[Part of a data file]
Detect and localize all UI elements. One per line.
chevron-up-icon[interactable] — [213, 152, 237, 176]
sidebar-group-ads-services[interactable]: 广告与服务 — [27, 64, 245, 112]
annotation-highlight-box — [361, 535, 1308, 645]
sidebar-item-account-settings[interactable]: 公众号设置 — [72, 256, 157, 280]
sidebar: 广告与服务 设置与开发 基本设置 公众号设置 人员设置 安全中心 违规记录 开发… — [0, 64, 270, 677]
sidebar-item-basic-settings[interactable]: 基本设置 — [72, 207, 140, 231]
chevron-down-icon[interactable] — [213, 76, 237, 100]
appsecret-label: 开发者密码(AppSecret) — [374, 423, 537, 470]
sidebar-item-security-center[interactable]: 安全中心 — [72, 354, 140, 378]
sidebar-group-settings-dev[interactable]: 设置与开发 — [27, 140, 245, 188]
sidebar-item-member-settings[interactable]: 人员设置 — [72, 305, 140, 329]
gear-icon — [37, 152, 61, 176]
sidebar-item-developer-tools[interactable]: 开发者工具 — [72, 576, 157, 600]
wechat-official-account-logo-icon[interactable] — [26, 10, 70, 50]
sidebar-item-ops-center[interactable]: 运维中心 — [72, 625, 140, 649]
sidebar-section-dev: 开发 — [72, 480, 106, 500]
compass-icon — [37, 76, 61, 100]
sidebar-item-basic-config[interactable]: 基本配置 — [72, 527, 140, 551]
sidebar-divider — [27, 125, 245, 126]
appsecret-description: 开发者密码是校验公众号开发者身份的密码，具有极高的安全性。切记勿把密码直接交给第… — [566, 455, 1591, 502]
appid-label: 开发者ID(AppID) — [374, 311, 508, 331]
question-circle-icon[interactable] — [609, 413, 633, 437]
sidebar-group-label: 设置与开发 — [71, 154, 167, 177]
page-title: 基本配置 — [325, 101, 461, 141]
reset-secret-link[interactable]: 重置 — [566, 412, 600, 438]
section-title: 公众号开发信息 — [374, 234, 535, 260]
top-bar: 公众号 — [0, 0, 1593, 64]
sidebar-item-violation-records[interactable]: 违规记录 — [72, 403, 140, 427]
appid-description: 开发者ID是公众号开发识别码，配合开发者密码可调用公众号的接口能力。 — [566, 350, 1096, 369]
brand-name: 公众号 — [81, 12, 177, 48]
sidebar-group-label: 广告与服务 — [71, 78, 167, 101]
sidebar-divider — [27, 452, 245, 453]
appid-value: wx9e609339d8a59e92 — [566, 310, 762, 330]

==

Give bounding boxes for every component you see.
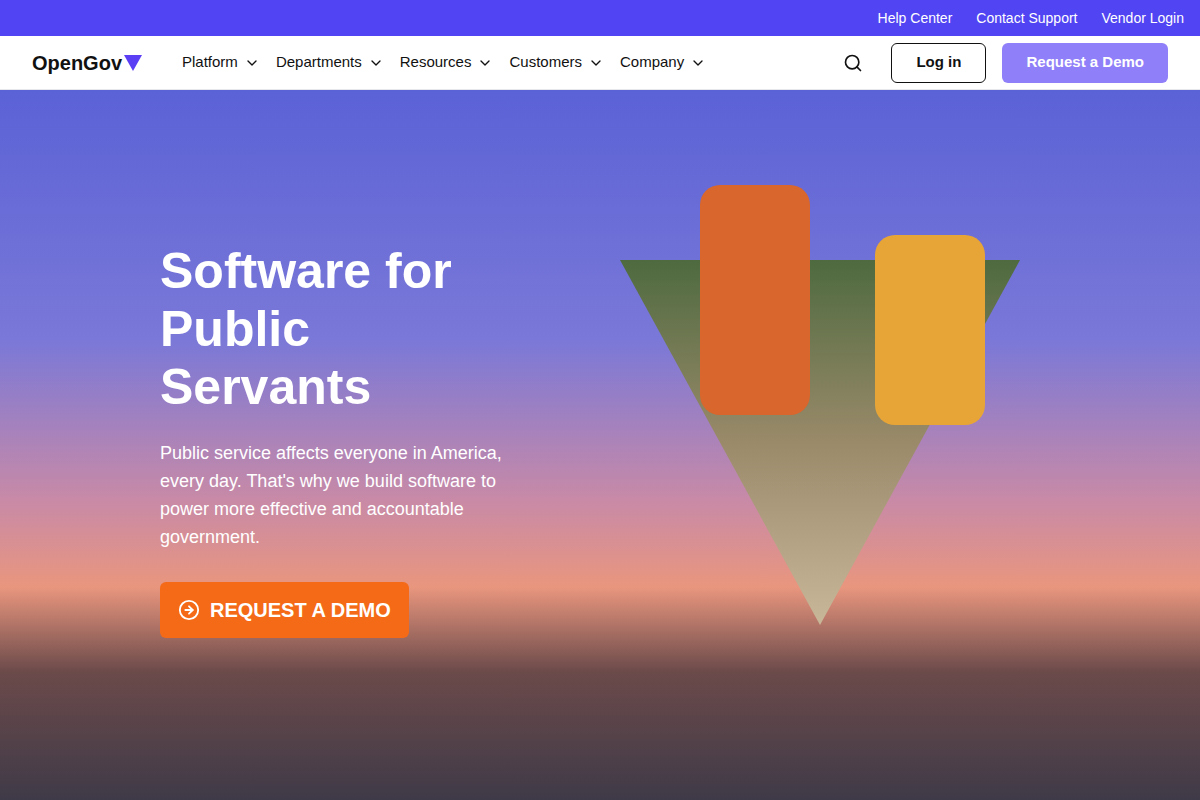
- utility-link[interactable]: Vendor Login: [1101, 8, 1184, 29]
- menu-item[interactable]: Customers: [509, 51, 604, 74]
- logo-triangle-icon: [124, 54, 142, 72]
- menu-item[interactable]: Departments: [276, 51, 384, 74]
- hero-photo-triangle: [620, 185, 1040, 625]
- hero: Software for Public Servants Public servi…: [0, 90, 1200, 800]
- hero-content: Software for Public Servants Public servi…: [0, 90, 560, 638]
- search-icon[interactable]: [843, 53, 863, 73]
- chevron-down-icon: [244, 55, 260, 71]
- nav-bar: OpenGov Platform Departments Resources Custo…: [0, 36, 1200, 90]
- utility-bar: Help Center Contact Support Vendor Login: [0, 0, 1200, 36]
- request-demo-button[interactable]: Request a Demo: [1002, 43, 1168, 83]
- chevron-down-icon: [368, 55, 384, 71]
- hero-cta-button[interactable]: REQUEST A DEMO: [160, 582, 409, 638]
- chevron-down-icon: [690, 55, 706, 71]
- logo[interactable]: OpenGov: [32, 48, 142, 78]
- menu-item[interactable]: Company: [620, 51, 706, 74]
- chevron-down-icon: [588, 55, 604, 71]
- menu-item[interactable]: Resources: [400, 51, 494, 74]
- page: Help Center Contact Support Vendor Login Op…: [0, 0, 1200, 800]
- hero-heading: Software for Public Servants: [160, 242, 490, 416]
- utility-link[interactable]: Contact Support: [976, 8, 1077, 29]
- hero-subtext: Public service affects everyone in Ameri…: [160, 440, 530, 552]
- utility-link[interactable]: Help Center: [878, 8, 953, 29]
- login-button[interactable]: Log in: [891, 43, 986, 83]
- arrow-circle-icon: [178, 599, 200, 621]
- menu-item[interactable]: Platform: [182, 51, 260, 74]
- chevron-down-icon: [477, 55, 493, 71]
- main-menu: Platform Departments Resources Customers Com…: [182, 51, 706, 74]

## REQUIRED TASK
Please copy word for word everything from the line containing "Detect and localize" down to the line containing "sidebar-item-basic-settings[interactable]: 基本设置 —", including both of those lines.

## IN RESPONSE
Detect and localize all UI elements. One per line.
chevron-up-icon[interactable] — [213, 152, 237, 176]
sidebar-group-ads-services[interactable]: 广告与服务 — [27, 64, 245, 112]
annotation-highlight-box — [361, 535, 1308, 645]
sidebar-item-account-settings[interactable]: 公众号设置 — [72, 256, 157, 280]
sidebar: 广告与服务 设置与开发 基本设置 公众号设置 人员设置 安全中心 违规记录 开发… — [0, 64, 270, 677]
sidebar-item-basic-settings[interactable]: 基本设置 — [72, 207, 140, 231]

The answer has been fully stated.